Generali statunitensi guidano una rivolta senza precedenti di Amir Oren
Quando si mette insieme un uomo dell’ottocento e i poteri del
ventunesimo secolo il risultato è Donald Trump. E quando si rifiuta di
accettare Donald Trump si ottiene il più stupefacente fenomeno della
settimana: lo schieramento pubblico dei Capi di Stato Maggiore Congiunti
contro il loro comandante in capo.
Questo non ha precedenti nella storia degli Stati Uniti. Mai prima
generali e ammiragli sono stati così uniti. C’è stata una “rivolta degli
ammiragli” contro la riduzione delle forze navali a favore dei
bombardieri dell’aviazione; e i Capi di Stato Maggiore Congiunti hanno
operato insieme contro il capo Colin Powell e il presidente George W.
Bush sul tema delle armi nucleari tattiche nelle forze di terra.
Ma non ci sono precedenti per questo fronte unito, una provocazione
calcolato contro il presidente che è in grado – legalmente e per
temperamento – di licenziarli tutti, anche se ciò significasse le
dimissioni del Segretario alla Difesa James Mattis.
Tweet invece di obbedienza: è questo ciò che Trump ha ricevuto questa
settimana dai capi di stato maggiore delle Operazioni della Marina
statunitense, del Corpo dei Marine, dell’esercito e dell’aviazione
statunitensi, assieme al capo della Guardia Nazionale.
E’ tutta colpa dei bavaresi, ovviamente. Rimandarono il nonno di
Trump, Friedrich, nel paese da cui era emigrato quando scoprirono che
non aveva fatto il servizio militare. Se il nonno non fosse tornato
negli Stati Uniti i Trump sarebbero rimasti in Germania. E’ affascinante
chiedersi con chi si sarebbero identificati durante il regno di Hitler.
Donald Trump, nato un anno dopo la fine della seconda guerra
mondiale, è cresciuto nella casa di un magnate del settore immobiliare,
noto per discriminare contro gli affittuari neri. Quando Trump dichiara
“Rendiamo nuovamente grandi gli Stati Uniti”, o indossa il suo berretto
rosso con lo slogan in lettere bianche, il suo intento è chiaro: rendere
di nuovo bianchi gli Stati Uniti. Se fosse tornato su una macchina del
tempo alla guerra civile statunitense indubbiamente avrebbe preferito
essere Jefferson Davis – presidente degli Stati Confederati tra il 1861 e
il 1865 – piuttosto che Abraham Lincoln, che liberò gli schiavi.
C’è una grande ironia nello scontro di Trump con alti ufficiali delle
forze armate per i suoi commenti sugli eventi di Charlottesville.

▶ Cosa fare:
A: Rispondi a queste domande sull'articolo sui generali statunitensi:
(i) Chi fu presidente degli Stati Confederati tra il 1861 e il 1865?
(ii) Che cosa scoprirono i bavaresi sul nonno di Trump, Friedrich, prima di rimandarlo nel paese da cui era emigrato?
(iii) Dopo quale evento, e a quanta distanza, nacque Donald Trump?
B: Scrivi il seguito dell'articolo sui generali statunitensi, riprendendo subito dopo la frase sui commenti di Trump sugli eventi di Charlottesville.
Le voci non hanno alcun rapporto con l'articolo sui generali statunitensi.

[Voci con elementi riquadrati]

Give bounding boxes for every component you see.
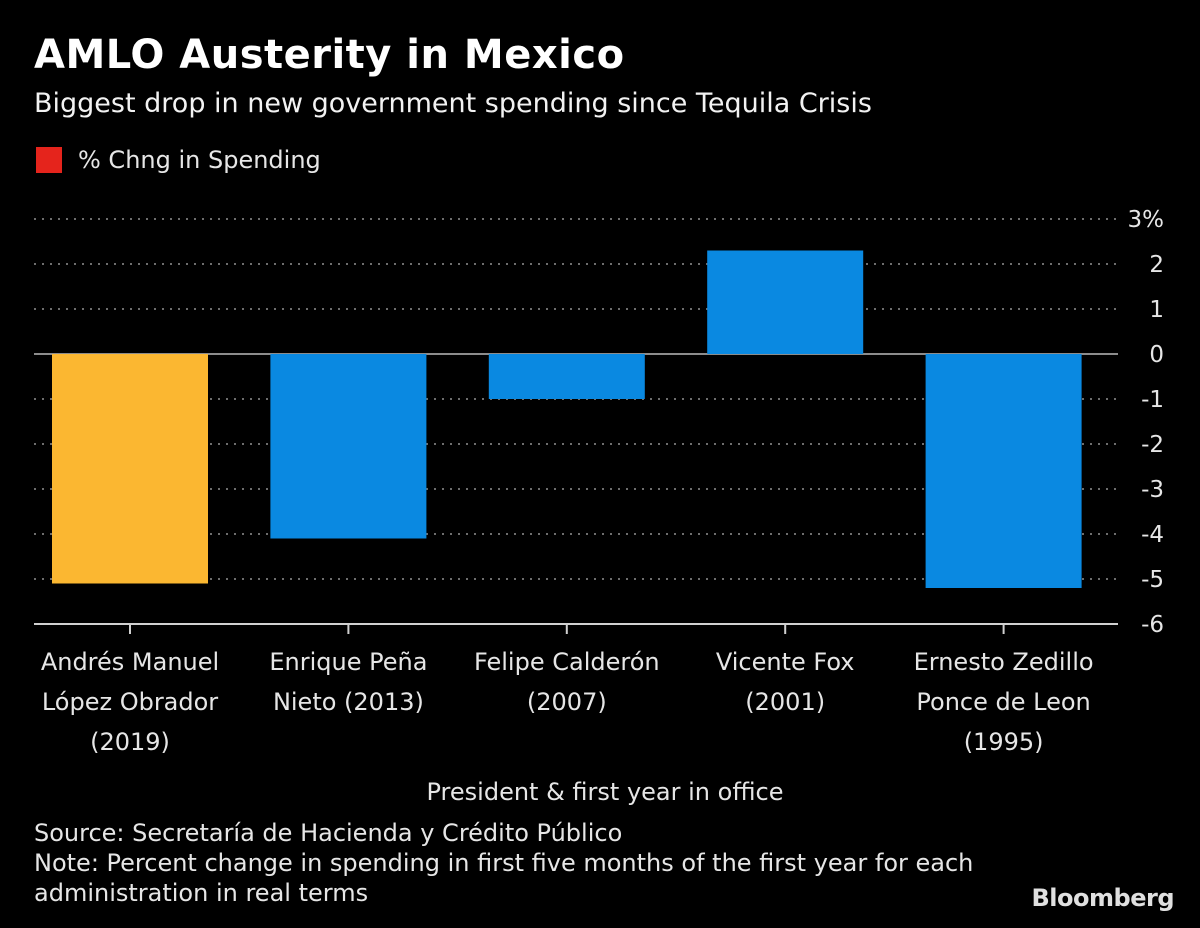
x-tick-label: Vicente Fox xyxy=(716,648,855,676)
chart-title: AMLO Austerity in Mexico xyxy=(34,32,625,78)
x-tick-label: (1995) xyxy=(964,728,1044,756)
x-tick-label: (2007) xyxy=(527,688,607,716)
y-tick-label: 0 xyxy=(1149,342,1164,368)
x-tick-label: Nieto (2013) xyxy=(273,688,424,716)
y-tick-label: -2 xyxy=(1141,432,1164,458)
bar xyxy=(52,354,208,584)
bar xyxy=(925,354,1082,588)
y-tick-label: 3% xyxy=(1128,207,1165,233)
legend-swatch xyxy=(36,147,62,173)
x-tick-label: López Obrador xyxy=(42,688,218,716)
x-tick-label: Ernesto Zedillo xyxy=(914,648,1094,676)
y-tick-label: -4 xyxy=(1141,522,1164,548)
x-tick-label: Ponce de Leon xyxy=(916,688,1090,716)
y-tick-label: 1 xyxy=(1149,297,1164,323)
chart-subtitle: Biggest drop in new government spending … xyxy=(34,88,872,119)
x-tick-label: Felipe Calderón xyxy=(474,648,660,676)
y-tick-label: -1 xyxy=(1141,387,1164,413)
bar xyxy=(707,250,864,354)
source-note: Source: Secretaría de Hacienda y Crédito… xyxy=(34,819,623,847)
x-tick-label: (2001) xyxy=(745,688,825,716)
x-tick-label: (2019) xyxy=(90,728,170,756)
y-tick-label: -3 xyxy=(1141,477,1164,503)
y-tick-label: -6 xyxy=(1141,612,1164,638)
x-tick-label: Enrique Peña xyxy=(269,648,427,676)
bloomberg-logo: Bloomberg xyxy=(1031,884,1175,912)
y-tick-label: 2 xyxy=(1149,252,1164,278)
bar xyxy=(270,354,427,539)
legend: % Chng in Spending xyxy=(36,146,321,174)
legend-label: % Chng in Spending xyxy=(78,146,321,174)
footnote: Note: Percent change in spending in firs… xyxy=(34,849,974,907)
bar xyxy=(488,354,645,399)
y-tick-label: -5 xyxy=(1141,567,1164,593)
x-axis-title: President & first year in office xyxy=(426,778,784,806)
x-tick-label: Andrés Manuel xyxy=(41,648,219,676)
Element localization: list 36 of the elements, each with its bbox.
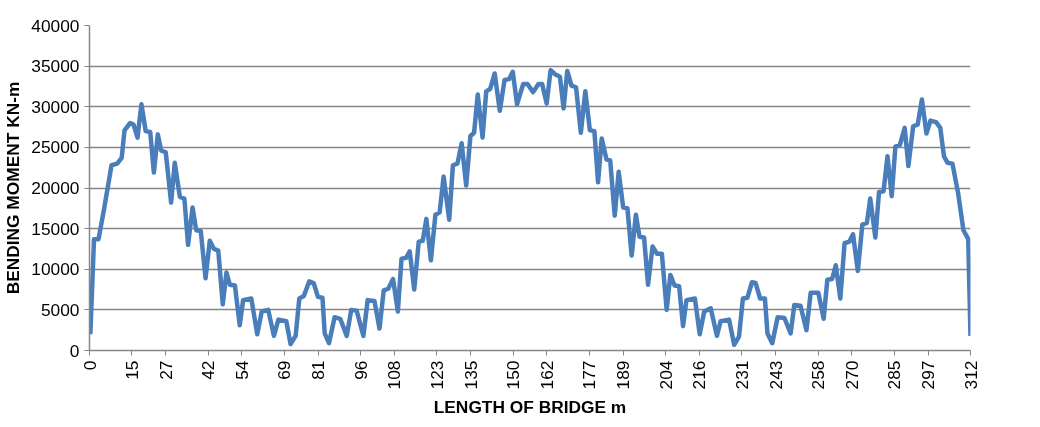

▶ Risposte:
A:
(i) Jefferson Davis.
(ii) Che non aveva fatto il servizio militare.
(iii) Un anno dopo la fine della seconda guerra mondiale.

B:
Trump, che per un piede malato evitò la coscrizione durante la guerra
del Vietnam, va a nozze con l’atmosfera militare. E’ uno stratega da
poltrona la cui poltrona capita si trovi nell’ufficio più importante del
mondo.
Lì fa il generale e conia frasi allitterative come “fuoco e furia” e
“pronti a combattere” [‘locked and loaded’ nell’originale – n.d.t.].
Tuttavia ora è lui il bersaglio di fuoco e furia da parte degli stessi
ufficiali che ammira tanto, e mentre continua a dilettarsi di quelli che
abbracciano l’eredità della ribellione del Sud di 150 anni fa, è lui
stesso oggetto di una ribellione (pur se solo verbale).
Non è uno sviluppo ovvio, perché l’esercito statunitense è per natura
conservatore, austero, che santifica la tradizione. Tutti i cambiamenti
sociali cui si è abituato gli sono stati imposti dall’esterno, da
presidenti o da leggi del Congresso. Anche quando è stato alla testa del
cambiamento, non lo ha fatto volontariamente ma vi è stato trascinato
da ordini.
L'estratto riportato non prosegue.